**AUSWAHL:**

------

5G-Produktion bei Sky
Sky hat in den vergangenen Monaten zwei große 5G-Produktionstests umgesetzt. Wie lautet das Resümee, welche weiteren Pläne verfolgt Sky in Sachen 5G? film-tv-video.de hat bei Alessandro Reitano, SVP Sports Production bei Sky Deutschland, nachgefragt.
Die 5G-Produktionstests von Sky hatten unterschiedliche Ansätze und Ziele. Einerseits ging es darum, eher die praktischen Produktionsaspekte auszuprobieren: Wie kann man mit 5G-Handys drehen und deren kabellose Live-Signale an die technische Infrastruktur einer TV-Produktion anbinden? Andererseits ging es um Bandbreiten, Netzqualität und Zuverlässigkeitsaspekte: Wie kann man unter diesen Aspekten 5G für TV-Produktionen nutzen?

------

**BEREITGESTELLTE DATEN:**
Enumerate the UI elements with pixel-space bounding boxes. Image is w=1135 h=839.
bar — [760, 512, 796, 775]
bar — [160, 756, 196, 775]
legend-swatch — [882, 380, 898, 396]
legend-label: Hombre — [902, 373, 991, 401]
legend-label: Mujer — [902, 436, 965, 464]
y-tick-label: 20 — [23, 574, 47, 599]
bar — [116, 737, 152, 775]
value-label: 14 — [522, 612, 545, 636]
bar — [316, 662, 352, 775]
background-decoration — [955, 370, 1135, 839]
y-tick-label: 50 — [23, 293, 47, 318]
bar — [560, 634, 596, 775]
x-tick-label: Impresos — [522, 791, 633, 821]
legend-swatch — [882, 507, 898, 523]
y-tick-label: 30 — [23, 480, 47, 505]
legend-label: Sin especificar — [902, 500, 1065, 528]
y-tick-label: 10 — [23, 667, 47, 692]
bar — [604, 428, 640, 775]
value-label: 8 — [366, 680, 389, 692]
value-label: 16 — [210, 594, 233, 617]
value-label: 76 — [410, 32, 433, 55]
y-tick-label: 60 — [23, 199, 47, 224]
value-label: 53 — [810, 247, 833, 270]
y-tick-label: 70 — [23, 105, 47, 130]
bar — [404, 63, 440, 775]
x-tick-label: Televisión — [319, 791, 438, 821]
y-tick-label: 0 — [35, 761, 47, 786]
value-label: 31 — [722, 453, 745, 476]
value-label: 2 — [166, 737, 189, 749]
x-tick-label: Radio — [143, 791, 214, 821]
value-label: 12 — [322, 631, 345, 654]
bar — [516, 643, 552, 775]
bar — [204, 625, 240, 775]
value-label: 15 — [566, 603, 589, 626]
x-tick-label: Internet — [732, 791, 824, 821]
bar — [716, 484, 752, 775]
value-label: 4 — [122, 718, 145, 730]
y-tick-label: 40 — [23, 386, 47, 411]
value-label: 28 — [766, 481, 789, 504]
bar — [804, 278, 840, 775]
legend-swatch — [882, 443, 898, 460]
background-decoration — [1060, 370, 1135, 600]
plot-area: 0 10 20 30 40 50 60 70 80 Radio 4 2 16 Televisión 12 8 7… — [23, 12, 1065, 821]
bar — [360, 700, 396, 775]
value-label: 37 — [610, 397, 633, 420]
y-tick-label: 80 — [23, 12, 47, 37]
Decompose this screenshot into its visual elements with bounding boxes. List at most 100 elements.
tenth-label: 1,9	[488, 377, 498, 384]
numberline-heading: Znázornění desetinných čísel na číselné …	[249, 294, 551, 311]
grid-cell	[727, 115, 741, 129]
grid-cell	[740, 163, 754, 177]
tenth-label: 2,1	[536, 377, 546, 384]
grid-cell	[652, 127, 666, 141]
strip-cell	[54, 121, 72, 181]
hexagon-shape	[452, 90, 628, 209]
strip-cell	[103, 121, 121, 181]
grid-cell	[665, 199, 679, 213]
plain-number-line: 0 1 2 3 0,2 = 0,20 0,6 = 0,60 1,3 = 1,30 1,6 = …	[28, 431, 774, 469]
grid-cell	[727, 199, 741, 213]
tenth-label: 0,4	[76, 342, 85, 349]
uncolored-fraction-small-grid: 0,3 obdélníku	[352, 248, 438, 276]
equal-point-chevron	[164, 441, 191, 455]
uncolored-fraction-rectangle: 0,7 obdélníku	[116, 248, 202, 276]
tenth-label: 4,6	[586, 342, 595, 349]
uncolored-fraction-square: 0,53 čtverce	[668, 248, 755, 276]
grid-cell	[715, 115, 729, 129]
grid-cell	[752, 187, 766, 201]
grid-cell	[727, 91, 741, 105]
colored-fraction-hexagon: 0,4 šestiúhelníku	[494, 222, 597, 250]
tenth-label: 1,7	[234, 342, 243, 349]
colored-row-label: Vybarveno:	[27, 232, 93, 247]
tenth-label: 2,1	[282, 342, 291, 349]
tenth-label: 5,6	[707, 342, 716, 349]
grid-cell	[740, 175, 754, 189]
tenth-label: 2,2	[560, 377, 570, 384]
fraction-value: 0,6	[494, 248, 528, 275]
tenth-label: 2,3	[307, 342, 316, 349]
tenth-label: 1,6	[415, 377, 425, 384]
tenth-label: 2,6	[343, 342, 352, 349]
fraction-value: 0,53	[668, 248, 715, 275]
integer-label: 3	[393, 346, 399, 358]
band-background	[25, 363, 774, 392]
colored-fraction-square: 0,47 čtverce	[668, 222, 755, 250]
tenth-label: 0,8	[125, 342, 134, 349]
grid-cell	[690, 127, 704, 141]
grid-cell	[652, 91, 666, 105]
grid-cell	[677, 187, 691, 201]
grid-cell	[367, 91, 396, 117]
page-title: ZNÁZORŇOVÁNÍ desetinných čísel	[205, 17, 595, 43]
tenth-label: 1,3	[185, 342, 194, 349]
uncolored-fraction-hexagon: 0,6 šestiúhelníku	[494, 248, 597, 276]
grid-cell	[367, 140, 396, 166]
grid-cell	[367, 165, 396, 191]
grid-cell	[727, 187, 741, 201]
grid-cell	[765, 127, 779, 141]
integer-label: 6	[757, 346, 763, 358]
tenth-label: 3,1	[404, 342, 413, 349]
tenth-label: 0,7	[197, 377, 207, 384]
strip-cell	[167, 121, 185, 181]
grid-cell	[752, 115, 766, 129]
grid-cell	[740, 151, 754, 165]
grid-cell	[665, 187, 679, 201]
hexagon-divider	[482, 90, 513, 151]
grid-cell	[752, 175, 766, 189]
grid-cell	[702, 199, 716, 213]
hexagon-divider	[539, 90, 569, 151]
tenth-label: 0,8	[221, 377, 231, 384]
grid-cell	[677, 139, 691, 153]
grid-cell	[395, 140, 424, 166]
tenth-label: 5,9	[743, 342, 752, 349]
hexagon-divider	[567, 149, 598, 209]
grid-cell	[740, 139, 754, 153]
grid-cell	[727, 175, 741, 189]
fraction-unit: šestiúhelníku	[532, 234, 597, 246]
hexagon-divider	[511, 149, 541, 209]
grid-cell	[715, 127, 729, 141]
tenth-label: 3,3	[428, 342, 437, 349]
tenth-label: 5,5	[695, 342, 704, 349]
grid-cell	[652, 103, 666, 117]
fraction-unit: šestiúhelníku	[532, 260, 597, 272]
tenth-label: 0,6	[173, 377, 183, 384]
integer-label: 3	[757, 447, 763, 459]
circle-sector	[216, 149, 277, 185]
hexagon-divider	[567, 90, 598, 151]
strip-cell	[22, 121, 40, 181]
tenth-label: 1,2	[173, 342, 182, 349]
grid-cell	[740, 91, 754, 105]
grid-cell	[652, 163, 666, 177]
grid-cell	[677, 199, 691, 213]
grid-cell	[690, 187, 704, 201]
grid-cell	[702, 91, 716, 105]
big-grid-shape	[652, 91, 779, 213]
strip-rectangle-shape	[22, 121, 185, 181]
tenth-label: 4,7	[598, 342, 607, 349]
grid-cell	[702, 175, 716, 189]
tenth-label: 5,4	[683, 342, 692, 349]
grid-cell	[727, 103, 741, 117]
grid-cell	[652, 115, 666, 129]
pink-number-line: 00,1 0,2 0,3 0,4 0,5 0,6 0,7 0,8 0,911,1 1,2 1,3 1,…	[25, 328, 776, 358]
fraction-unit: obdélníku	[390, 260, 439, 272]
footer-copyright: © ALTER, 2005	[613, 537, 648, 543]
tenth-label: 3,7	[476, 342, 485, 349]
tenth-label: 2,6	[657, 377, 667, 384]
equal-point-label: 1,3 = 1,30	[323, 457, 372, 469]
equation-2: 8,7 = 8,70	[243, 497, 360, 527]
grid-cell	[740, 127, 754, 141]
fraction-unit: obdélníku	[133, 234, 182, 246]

------

**DIE AUFGABE:** Gib den Text über die 5G-Produktion bei Sky vollständig und Wort für Wort wieder.

**ERGEBNIS DER AUFGABE:**
5G-Produktion bei Sky
Sky hat in den vergangenen Monaten zwei große 5G-Produktionstests umgesetzt. Wie lautet das Resümee, welche weiteren Pläne verfolgt Sky in Sachen 5G? film-tv-video.de hat bei Alessandro Reitano, SVP Sports Production bei Sky Deutschland, nachgefragt.
Die 5G-Produktionstests von Sky hatten unterschiedliche Ansätze und Ziele. Einerseits ging es darum, eher die praktischen Produktionsaspekte auszuprobieren: Wie kann man mit 5G-Handys drehen und deren kabellose Live-Signale an die technische Infrastruktur einer TV-Produktion anbinden? Andererseits ging es um Bandbreiten, Netzqualität und Zuverlässigkeitsaspekte: Wie kann man unter diesen Aspekten 5G für TV-Produktionen nutzen?